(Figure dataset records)
● ● ● ● ● ● ●

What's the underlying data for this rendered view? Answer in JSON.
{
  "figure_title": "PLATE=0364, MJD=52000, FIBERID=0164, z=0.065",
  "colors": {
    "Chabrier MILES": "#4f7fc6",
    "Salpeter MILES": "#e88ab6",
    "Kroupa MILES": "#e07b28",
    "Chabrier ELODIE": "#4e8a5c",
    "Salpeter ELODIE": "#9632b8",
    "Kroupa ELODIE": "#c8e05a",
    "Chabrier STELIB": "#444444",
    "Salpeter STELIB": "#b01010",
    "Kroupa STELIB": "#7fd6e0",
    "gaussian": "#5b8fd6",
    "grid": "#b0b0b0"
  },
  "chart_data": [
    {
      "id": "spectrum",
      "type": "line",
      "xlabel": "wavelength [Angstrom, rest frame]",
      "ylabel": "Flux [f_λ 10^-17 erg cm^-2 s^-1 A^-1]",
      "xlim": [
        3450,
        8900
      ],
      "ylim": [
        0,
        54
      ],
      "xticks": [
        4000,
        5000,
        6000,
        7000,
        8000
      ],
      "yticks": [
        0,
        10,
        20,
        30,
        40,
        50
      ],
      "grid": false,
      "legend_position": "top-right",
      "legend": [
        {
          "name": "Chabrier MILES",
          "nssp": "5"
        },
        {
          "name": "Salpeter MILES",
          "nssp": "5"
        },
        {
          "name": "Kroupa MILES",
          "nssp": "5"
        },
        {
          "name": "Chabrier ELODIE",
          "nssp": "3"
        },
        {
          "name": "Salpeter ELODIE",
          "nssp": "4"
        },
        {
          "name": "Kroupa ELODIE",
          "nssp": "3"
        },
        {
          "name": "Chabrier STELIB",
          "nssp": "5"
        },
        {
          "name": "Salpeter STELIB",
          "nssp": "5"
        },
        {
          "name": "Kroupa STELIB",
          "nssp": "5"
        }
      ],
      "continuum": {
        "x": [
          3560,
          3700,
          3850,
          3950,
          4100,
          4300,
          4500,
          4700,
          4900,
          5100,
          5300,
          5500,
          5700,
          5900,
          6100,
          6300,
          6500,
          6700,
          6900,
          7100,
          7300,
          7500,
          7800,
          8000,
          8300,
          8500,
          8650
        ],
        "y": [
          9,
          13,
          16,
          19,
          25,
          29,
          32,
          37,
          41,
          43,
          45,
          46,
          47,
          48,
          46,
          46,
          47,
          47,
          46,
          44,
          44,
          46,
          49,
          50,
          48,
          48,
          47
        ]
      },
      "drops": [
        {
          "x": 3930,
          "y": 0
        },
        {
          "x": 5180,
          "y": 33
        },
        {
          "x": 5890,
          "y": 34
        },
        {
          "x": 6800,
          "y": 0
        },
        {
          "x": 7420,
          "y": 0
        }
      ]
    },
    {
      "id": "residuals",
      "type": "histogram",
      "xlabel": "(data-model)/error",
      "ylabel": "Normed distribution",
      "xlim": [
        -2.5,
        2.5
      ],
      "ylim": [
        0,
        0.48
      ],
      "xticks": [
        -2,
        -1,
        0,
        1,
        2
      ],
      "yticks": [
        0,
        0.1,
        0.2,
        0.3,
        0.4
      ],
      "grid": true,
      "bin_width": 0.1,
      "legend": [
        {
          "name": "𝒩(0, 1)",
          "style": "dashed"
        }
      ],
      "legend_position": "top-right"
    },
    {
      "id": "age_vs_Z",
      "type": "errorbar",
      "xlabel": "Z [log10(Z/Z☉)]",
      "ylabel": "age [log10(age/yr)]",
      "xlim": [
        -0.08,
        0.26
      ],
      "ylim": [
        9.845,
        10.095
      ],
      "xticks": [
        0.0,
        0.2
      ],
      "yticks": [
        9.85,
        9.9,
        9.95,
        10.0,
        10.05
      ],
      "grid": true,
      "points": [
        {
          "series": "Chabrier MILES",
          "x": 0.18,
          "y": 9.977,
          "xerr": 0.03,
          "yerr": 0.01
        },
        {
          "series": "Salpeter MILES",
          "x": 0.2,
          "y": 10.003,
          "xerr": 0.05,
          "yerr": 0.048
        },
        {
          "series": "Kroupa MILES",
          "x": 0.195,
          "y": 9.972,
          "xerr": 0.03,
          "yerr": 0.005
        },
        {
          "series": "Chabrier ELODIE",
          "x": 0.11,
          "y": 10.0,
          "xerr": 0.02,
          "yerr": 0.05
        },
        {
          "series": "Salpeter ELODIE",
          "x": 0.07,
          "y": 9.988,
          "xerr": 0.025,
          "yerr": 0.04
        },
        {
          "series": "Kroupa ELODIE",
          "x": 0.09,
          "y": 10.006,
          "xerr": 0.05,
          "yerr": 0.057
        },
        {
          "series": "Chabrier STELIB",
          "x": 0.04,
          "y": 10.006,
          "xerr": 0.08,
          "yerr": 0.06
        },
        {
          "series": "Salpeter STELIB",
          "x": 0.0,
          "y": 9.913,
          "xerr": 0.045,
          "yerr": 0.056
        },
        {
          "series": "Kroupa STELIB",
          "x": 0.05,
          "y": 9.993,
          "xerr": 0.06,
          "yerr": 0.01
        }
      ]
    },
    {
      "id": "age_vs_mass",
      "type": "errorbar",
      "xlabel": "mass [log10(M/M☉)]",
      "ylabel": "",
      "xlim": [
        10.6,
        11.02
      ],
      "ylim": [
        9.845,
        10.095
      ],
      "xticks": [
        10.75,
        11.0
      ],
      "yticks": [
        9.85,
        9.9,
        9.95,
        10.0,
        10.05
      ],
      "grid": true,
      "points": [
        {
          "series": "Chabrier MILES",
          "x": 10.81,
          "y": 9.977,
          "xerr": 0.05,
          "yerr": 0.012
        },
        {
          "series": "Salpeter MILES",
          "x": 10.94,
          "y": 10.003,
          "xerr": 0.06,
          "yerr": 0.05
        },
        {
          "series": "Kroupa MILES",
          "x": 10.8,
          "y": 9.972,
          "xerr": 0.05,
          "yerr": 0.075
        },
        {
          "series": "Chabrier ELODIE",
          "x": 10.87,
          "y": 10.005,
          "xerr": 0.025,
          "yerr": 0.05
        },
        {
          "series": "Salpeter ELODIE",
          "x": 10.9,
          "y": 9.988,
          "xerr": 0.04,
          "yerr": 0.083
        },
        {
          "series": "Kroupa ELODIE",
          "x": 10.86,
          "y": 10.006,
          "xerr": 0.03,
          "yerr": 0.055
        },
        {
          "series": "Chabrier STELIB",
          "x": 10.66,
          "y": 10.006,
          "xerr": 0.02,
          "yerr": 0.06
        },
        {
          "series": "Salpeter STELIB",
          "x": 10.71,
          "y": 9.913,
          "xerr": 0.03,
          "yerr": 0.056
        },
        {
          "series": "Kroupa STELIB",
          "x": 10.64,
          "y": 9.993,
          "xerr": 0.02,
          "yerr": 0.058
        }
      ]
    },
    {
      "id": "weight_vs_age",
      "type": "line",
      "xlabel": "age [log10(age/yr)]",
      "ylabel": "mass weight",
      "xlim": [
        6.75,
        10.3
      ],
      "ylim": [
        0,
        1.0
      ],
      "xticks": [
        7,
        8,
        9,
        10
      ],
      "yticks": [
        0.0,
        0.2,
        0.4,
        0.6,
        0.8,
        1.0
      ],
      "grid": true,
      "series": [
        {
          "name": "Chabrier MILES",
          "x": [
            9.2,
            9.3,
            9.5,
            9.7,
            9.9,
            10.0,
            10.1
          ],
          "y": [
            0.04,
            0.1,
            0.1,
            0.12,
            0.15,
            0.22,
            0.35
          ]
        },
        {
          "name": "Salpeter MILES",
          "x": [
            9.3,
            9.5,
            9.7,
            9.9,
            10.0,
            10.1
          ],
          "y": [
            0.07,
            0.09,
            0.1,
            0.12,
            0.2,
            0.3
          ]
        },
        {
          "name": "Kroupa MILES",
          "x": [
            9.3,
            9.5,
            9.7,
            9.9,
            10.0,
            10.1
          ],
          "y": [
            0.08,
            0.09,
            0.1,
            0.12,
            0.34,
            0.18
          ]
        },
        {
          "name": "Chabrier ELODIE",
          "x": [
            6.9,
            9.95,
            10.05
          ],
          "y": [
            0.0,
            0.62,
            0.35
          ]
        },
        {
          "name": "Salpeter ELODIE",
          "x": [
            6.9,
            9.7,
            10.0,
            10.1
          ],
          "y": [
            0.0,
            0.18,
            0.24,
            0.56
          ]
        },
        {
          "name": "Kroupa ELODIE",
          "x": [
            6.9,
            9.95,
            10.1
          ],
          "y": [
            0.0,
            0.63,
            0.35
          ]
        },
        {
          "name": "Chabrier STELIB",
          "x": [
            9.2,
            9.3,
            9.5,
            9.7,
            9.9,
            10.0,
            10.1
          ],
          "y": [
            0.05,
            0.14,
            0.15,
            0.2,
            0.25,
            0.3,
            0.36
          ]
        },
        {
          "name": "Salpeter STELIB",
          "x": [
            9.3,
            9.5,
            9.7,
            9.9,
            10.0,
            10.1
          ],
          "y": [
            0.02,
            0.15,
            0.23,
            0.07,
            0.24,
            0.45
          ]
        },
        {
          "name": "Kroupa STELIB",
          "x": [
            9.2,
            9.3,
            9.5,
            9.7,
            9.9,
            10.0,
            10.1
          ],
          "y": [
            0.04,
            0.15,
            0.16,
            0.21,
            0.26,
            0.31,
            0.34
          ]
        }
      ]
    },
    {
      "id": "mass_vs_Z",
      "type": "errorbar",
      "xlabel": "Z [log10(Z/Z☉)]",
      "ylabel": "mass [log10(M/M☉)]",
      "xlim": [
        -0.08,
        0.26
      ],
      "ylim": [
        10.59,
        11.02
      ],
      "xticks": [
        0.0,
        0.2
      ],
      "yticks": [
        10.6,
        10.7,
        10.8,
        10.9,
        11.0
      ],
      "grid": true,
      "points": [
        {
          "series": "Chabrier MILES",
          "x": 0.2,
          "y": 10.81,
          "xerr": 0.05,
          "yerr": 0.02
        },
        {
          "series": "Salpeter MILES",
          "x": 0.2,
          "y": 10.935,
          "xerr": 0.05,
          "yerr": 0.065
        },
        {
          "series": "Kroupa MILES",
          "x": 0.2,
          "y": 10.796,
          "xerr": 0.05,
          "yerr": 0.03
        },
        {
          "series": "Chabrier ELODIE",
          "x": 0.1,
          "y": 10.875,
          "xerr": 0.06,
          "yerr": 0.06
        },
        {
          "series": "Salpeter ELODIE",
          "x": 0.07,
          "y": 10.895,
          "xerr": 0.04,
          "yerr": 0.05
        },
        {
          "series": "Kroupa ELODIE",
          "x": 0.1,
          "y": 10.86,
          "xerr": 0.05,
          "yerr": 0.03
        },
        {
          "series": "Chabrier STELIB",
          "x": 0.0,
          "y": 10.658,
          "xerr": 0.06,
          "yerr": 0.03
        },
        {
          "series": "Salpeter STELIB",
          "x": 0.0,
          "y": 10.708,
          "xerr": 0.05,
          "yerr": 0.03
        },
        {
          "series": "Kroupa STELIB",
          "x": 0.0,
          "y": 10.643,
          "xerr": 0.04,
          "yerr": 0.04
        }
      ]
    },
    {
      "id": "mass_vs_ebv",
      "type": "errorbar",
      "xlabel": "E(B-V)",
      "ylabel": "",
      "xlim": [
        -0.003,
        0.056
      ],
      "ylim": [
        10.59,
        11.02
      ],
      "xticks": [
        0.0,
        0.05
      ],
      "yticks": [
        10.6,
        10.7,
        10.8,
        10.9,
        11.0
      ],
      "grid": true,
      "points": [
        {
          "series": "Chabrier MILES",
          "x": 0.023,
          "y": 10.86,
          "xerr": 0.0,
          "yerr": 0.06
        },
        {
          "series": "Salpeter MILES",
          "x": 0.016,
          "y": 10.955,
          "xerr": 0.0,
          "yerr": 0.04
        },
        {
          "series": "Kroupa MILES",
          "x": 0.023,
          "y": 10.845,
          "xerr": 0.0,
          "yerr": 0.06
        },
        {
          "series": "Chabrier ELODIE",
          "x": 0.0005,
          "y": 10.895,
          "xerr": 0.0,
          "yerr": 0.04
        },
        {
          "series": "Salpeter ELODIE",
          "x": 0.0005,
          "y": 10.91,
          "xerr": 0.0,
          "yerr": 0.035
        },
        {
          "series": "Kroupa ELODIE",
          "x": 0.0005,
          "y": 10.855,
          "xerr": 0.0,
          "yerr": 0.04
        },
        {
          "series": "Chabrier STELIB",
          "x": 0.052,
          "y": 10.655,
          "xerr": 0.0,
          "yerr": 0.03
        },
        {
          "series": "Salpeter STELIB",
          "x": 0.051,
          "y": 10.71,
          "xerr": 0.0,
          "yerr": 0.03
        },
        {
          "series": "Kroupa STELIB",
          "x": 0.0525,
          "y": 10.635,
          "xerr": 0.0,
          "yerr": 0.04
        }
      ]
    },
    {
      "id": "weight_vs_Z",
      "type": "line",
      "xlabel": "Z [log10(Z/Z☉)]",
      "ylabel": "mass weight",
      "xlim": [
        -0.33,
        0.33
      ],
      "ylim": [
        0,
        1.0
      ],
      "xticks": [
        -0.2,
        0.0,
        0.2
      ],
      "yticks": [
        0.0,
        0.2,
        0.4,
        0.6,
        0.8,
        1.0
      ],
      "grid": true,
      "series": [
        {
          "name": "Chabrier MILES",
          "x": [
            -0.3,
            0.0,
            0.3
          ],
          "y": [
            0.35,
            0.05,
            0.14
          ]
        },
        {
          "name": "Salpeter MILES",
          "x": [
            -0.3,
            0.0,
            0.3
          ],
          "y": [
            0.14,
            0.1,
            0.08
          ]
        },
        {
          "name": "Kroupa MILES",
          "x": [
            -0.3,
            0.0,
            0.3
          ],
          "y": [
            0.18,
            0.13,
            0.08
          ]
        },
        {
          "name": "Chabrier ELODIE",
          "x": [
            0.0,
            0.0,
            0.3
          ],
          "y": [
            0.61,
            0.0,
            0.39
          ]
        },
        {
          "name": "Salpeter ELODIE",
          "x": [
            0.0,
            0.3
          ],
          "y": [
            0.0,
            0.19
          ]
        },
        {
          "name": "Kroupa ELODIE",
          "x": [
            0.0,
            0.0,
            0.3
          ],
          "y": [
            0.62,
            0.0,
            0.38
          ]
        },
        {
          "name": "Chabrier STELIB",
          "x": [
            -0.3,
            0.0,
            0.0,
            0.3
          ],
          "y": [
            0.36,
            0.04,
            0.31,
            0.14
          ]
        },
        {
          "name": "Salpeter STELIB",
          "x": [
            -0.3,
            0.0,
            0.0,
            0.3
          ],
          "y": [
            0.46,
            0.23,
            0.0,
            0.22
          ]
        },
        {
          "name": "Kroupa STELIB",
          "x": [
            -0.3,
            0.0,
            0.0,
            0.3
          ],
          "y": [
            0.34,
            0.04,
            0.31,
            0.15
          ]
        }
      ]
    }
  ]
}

● ● ● ● ● ● ●

Gather every line from the listing above in which "ylabel" appears, and copy those lines.

* Written reply:
      "ylabel": "Flux [f_λ 10^-17 erg cm^-2 s^-1 A^-1]",
      "ylabel": "Normed distribution",
      "ylabel": "age [log10(age/yr)]",
      "ylabel": "",
      "ylabel": "mass weight",
      "ylabel": "mass [log10(M/M☉)]",
      "ylabel": "",
      "ylabel": "mass weight",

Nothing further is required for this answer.